_Some records_.
+ + + +
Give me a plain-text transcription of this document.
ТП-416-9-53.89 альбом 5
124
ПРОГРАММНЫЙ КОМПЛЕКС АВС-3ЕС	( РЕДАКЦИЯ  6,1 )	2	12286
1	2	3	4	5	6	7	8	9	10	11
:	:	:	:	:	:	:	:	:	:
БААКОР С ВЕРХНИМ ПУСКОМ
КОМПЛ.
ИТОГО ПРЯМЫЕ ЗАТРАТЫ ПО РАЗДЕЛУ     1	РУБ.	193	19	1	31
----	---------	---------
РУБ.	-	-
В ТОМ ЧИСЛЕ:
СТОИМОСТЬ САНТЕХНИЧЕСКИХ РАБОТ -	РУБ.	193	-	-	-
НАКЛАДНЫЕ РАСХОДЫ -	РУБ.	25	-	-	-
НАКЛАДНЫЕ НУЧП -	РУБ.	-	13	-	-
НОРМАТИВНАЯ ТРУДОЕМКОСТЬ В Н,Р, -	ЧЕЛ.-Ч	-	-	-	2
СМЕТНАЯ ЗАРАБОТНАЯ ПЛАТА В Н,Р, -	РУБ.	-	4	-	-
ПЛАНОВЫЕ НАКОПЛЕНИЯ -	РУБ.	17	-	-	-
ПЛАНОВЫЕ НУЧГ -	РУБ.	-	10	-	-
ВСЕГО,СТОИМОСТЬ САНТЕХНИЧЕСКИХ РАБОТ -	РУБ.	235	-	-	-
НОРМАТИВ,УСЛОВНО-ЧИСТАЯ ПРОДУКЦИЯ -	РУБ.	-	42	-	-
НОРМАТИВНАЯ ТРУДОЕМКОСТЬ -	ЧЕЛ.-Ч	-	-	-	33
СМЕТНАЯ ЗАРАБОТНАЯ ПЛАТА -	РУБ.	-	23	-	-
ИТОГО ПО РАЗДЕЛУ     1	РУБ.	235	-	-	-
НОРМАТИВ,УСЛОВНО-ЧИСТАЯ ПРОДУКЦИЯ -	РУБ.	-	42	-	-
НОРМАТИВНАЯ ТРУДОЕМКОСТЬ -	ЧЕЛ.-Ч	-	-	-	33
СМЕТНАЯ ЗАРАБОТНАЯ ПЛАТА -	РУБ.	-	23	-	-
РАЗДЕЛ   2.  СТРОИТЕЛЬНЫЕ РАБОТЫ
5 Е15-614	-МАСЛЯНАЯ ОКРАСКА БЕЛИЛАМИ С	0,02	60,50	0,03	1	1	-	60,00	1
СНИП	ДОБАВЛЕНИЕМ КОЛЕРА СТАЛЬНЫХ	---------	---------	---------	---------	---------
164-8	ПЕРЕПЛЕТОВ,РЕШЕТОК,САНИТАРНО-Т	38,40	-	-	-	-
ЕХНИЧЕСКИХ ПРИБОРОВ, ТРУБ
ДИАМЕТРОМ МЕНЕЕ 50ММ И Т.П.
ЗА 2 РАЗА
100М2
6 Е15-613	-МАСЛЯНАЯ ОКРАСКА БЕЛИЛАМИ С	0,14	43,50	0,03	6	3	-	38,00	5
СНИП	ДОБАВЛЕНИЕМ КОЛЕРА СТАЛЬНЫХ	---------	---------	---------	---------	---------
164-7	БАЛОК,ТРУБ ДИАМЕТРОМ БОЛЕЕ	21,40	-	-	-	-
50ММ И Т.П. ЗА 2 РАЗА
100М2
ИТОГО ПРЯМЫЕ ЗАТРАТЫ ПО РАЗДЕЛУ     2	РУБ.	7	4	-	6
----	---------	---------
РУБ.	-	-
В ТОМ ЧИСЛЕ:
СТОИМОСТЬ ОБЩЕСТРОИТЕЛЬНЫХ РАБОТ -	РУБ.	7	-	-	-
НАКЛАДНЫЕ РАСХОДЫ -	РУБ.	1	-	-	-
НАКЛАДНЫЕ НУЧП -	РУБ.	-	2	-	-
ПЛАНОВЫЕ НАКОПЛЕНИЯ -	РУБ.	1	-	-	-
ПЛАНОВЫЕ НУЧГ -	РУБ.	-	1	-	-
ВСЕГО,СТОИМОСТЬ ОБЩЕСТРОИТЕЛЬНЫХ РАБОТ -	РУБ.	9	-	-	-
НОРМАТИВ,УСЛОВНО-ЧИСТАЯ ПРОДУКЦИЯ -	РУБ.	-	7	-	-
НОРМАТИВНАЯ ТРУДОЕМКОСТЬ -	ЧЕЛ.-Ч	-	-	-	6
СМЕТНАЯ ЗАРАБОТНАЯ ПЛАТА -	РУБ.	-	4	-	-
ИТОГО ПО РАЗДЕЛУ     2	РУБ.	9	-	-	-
+ + + +
_Short problem_.
From the entries above, copy every line that holds the word "СМЕТНАЯ".

_Complete answer_.
СМЕТНАЯ ЗАРАБОТНАЯ ПЛАТА В Н,Р, -	РУБ.	-	4	-	-
СМЕТНАЯ ЗАРАБОТНАЯ ПЛАТА -	РУБ.	-	23	-	-
СМЕТНАЯ ЗАРАБОТНАЯ ПЛАТА -	РУБ.	-	23	-	-
СМЕТНАЯ ЗАРАБОТНАЯ ПЛАТА -	РУБ.	-	4	-	-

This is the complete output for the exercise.